• WHAT IS BEING ASKED: Go through the material and write it all out exactly, minus the pictures.

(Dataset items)
-- START --

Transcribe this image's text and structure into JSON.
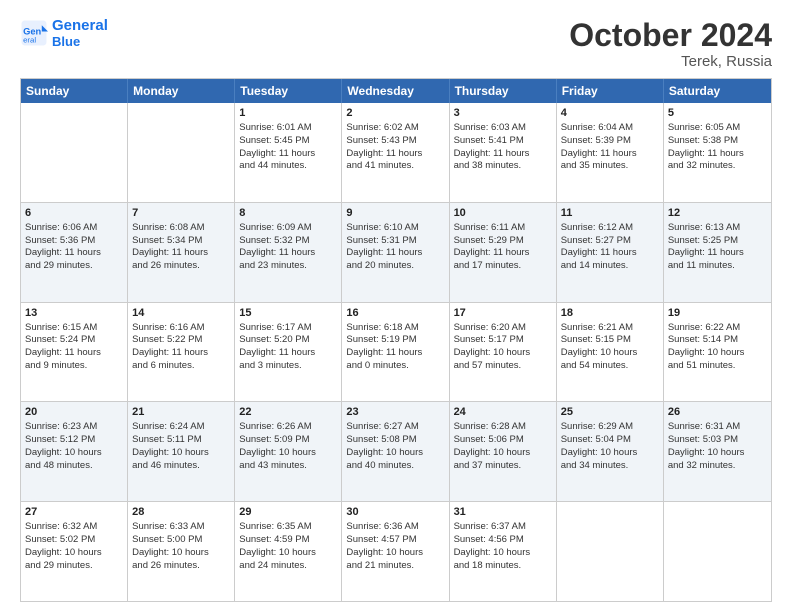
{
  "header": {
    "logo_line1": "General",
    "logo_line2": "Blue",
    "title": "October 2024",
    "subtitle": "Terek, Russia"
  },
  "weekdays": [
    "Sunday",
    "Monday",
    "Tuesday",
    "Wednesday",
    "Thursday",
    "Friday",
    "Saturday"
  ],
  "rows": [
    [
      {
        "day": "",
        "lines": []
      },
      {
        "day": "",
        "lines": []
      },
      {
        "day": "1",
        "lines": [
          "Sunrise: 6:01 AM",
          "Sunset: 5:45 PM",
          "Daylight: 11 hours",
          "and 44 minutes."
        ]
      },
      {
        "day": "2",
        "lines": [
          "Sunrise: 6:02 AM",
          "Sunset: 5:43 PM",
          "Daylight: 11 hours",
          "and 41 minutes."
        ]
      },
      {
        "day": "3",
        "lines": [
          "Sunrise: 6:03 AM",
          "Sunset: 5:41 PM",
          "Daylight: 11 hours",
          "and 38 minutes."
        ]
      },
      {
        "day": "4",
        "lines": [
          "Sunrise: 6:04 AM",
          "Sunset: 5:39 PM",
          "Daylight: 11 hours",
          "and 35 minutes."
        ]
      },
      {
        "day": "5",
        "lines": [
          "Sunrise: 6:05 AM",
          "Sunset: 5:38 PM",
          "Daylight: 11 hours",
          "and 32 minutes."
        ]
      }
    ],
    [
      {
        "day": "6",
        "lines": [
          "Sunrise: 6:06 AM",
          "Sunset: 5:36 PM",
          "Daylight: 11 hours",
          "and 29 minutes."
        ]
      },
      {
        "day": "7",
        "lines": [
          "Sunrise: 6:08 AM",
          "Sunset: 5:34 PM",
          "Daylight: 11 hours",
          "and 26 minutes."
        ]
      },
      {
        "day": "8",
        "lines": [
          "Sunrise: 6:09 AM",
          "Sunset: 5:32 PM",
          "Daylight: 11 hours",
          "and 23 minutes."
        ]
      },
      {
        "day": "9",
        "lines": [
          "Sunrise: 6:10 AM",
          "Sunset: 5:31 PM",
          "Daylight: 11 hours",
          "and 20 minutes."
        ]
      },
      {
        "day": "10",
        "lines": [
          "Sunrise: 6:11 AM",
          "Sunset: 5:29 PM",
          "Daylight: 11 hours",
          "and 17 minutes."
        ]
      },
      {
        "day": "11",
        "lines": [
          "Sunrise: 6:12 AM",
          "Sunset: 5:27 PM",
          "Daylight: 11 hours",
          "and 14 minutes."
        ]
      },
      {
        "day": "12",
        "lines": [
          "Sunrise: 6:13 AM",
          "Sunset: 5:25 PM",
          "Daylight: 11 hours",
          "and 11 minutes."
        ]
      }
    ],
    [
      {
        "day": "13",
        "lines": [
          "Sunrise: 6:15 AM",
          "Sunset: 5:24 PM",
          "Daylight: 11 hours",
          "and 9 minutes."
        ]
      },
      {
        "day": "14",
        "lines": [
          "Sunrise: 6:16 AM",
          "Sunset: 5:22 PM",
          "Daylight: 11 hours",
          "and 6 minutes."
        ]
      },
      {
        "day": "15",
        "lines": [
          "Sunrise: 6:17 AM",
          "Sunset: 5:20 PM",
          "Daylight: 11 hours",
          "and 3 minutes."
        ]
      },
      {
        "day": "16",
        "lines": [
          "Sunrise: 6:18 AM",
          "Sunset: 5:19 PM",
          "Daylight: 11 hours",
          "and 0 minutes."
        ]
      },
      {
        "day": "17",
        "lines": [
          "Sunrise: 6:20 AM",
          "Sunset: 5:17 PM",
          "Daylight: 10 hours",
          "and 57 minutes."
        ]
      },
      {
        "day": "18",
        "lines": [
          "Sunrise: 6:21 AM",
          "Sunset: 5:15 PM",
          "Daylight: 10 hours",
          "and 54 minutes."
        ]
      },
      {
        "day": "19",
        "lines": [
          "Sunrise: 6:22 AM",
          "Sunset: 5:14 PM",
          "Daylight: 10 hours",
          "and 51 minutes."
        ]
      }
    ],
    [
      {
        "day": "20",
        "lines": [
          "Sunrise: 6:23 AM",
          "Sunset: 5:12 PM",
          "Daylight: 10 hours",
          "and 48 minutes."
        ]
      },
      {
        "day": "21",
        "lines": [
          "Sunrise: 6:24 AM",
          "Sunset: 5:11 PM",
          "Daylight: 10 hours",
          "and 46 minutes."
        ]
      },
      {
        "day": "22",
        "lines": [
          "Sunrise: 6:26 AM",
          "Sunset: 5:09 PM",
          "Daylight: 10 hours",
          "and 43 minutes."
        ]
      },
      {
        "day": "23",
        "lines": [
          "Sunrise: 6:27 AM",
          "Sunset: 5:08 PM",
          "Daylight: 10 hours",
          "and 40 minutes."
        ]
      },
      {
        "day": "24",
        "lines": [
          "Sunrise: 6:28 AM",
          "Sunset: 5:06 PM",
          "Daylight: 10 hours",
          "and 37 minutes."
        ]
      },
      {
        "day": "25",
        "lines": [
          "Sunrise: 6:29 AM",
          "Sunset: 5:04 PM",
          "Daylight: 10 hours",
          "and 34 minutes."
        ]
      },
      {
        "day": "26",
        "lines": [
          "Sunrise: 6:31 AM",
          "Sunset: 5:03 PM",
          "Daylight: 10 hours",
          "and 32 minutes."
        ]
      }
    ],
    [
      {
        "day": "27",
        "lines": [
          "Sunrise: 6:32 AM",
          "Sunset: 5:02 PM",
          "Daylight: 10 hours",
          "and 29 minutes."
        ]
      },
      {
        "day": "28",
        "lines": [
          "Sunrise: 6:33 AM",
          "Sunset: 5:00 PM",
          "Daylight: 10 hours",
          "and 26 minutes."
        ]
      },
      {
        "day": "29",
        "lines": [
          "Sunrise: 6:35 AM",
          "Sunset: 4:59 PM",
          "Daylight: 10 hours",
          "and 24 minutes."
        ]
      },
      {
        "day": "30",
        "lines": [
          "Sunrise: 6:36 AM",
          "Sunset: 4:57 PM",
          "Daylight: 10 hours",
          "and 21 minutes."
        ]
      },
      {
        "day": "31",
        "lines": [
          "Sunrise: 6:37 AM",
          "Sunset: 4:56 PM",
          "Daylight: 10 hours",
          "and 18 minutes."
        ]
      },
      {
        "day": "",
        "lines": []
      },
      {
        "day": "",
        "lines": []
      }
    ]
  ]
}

-- END --

• WRITTEN SOLUTION:
Transcribe this image's text and structure into JSON.
{
  "header": {
    "logo_line1": "General",
    "logo_line2": "Blue",
    "title": "October 2024",
    "subtitle": "Terek, Russia"
  },
  "weekdays": [
    "Sunday",
    "Monday",
    "Tuesday",
    "Wednesday",
    "Thursday",
    "Friday",
    "Saturday"
  ],
  "rows": [
    [
      {
        "day": "",
        "lines": []
      },
      {
        "day": "",
        "lines": []
      },
      {
        "day": "1",
        "lines": [
          "Sunrise: 6:01 AM",
          "Sunset: 5:45 PM",
          "Daylight: 11 hours",
          "and 44 minutes."
        ]
      },
      {
        "day": "2",
        "lines": [
          "Sunrise: 6:02 AM",
          "Sunset: 5:43 PM",
          "Daylight: 11 hours",
          "and 41 minutes."
        ]
      },
      {
        "day": "3",
        "lines": [
          "Sunrise: 6:03 AM",
          "Sunset: 5:41 PM",
          "Daylight: 11 hours",
          "and 38 minutes."
        ]
      },
      {
        "day": "4",
        "lines": [
          "Sunrise: 6:04 AM",
          "Sunset: 5:39 PM",
          "Daylight: 11 hours",
          "and 35 minutes."
        ]
      },
      {
        "day": "5",
        "lines": [
          "Sunrise: 6:05 AM",
          "Sunset: 5:38 PM",
          "Daylight: 11 hours",
          "and 32 minutes."
        ]
      }
    ],
    [
      {
        "day": "6",
        "lines": [
          "Sunrise: 6:06 AM",
          "Sunset: 5:36 PM",
          "Daylight: 11 hours",
          "and 29 minutes."
        ]
      },
      {
        "day": "7",
        "lines": [
          "Sunrise: 6:08 AM",
          "Sunset: 5:34 PM",
          "Daylight: 11 hours",
          "and 26 minutes."
        ]
      },
      {
        "day": "8",
        "lines": [
          "Sunrise: 6:09 AM",
          "Sunset: 5:32 PM",
          "Daylight: 11 hours",
          "and 23 minutes."
        ]
      },
      {
        "day": "9",
        "lines": [
          "Sunrise: 6:10 AM",
          "Sunset: 5:31 PM",
          "Daylight: 11 hours",
          "and 20 minutes."
        ]
      },
      {
        "day": "10",
        "lines": [
          "Sunrise: 6:11 AM",
          "Sunset: 5:29 PM",
          "Daylight: 11 hours",
          "and 17 minutes."
        ]
      },
      {
        "day": "11",
        "lines": [
          "Sunrise: 6:12 AM",
          "Sunset: 5:27 PM",
          "Daylight: 11 hours",
          "and 14 minutes."
        ]
      },
      {
        "day": "12",
        "lines": [
          "Sunrise: 6:13 AM",
          "Sunset: 5:25 PM",
          "Daylight: 11 hours",
          "and 11 minutes."
        ]
      }
    ],
    [
      {
        "day": "13",
        "lines": [
          "Sunrise: 6:15 AM",
          "Sunset: 5:24 PM",
          "Daylight: 11 hours",
          "and 9 minutes."
        ]
      },
      {
        "day": "14",
        "lines": [
          "Sunrise: 6:16 AM",
          "Sunset: 5:22 PM",
          "Daylight: 11 hours",
          "and 6 minutes."
        ]
      },
      {
        "day": "15",
        "lines": [
          "Sunrise: 6:17 AM",
          "Sunset: 5:20 PM",
          "Daylight: 11 hours",
          "and 3 minutes."
        ]
      },
      {
        "day": "16",
        "lines": [
          "Sunrise: 6:18 AM",
          "Sunset: 5:19 PM",
          "Daylight: 11 hours",
          "and 0 minutes."
        ]
      },
      {
        "day": "17",
        "lines": [
          "Sunrise: 6:20 AM",
          "Sunset: 5:17 PM",
          "Daylight: 10 hours",
          "and 57 minutes."
        ]
      },
      {
        "day": "18",
        "lines": [
          "Sunrise: 6:21 AM",
          "Sunset: 5:15 PM",
          "Daylight: 10 hours",
          "and 54 minutes."
        ]
      },
      {
        "day": "19",
        "lines": [
          "Sunrise: 6:22 AM",
          "Sunset: 5:14 PM",
          "Daylight: 10 hours",
          "and 51 minutes."
        ]
      }
    ],
    [
      {
        "day": "20",
        "lines": [
          "Sunrise: 6:23 AM",
          "Sunset: 5:12 PM",
          "Daylight: 10 hours",
          "and 48 minutes."
        ]
      },
      {
        "day": "21",
        "lines": [
          "Sunrise: 6:24 AM",
          "Sunset: 5:11 PM",
          "Daylight: 10 hours",
          "and 46 minutes."
        ]
      },
      {
        "day": "22",
        "lines": [
          "Sunrise: 6:26 AM",
          "Sunset: 5:09 PM",
          "Daylight: 10 hours",
          "and 43 minutes."
        ]
      },
      {
        "day": "23",
        "lines": [
          "Sunrise: 6:27 AM",
          "Sunset: 5:08 PM",
          "Daylight: 10 hours",
          "and 40 minutes."
        ]
      },
      {
        "day": "24",
        "lines": [
          "Sunrise: 6:28 AM",
          "Sunset: 5:06 PM",
          "Daylight: 10 hours",
          "and 37 minutes."
        ]
      },
      {
        "day": "25",
        "lines": [
          "Sunrise: 6:29 AM",
          "Sunset: 5:04 PM",
          "Daylight: 10 hours",
          "and 34 minutes."
        ]
      },
      {
        "day": "26",
        "lines": [
          "Sunrise: 6:31 AM",
          "Sunset: 5:03 PM",
          "Daylight: 10 hours",
          "and 32 minutes."
        ]
      }
    ],
    [
      {
        "day": "27",
        "lines": [
          "Sunrise: 6:32 AM",
          "Sunset: 5:02 PM",
          "Daylight: 10 hours",
          "and 29 minutes."
        ]
      },
      {
        "day": "28",
        "lines": [
          "Sunrise: 6:33 AM",
          "Sunset: 5:00 PM",
          "Daylight: 10 hours",
          "and 26 minutes."
        ]
      },
      {
        "day": "29",
        "lines": [
          "Sunrise: 6:35 AM",
          "Sunset: 4:59 PM",
          "Daylight: 10 hours",
          "and 24 minutes."
        ]
      },
      {
        "day": "30",
        "lines": [
          "Sunrise: 6:36 AM",
          "Sunset: 4:57 PM",
          "Daylight: 10 hours",
          "and 21 minutes."
        ]
      },
      {
        "day": "31",
        "lines": [
          "Sunrise: 6:37 AM",
          "Sunset: 4:56 PM",
          "Daylight: 10 hours",
          "and 18 minutes."
        ]
      },
      {
        "day": "",
        "lines": []
      },
      {
        "day": "",
        "lines": []
      }
    ]
  ]
}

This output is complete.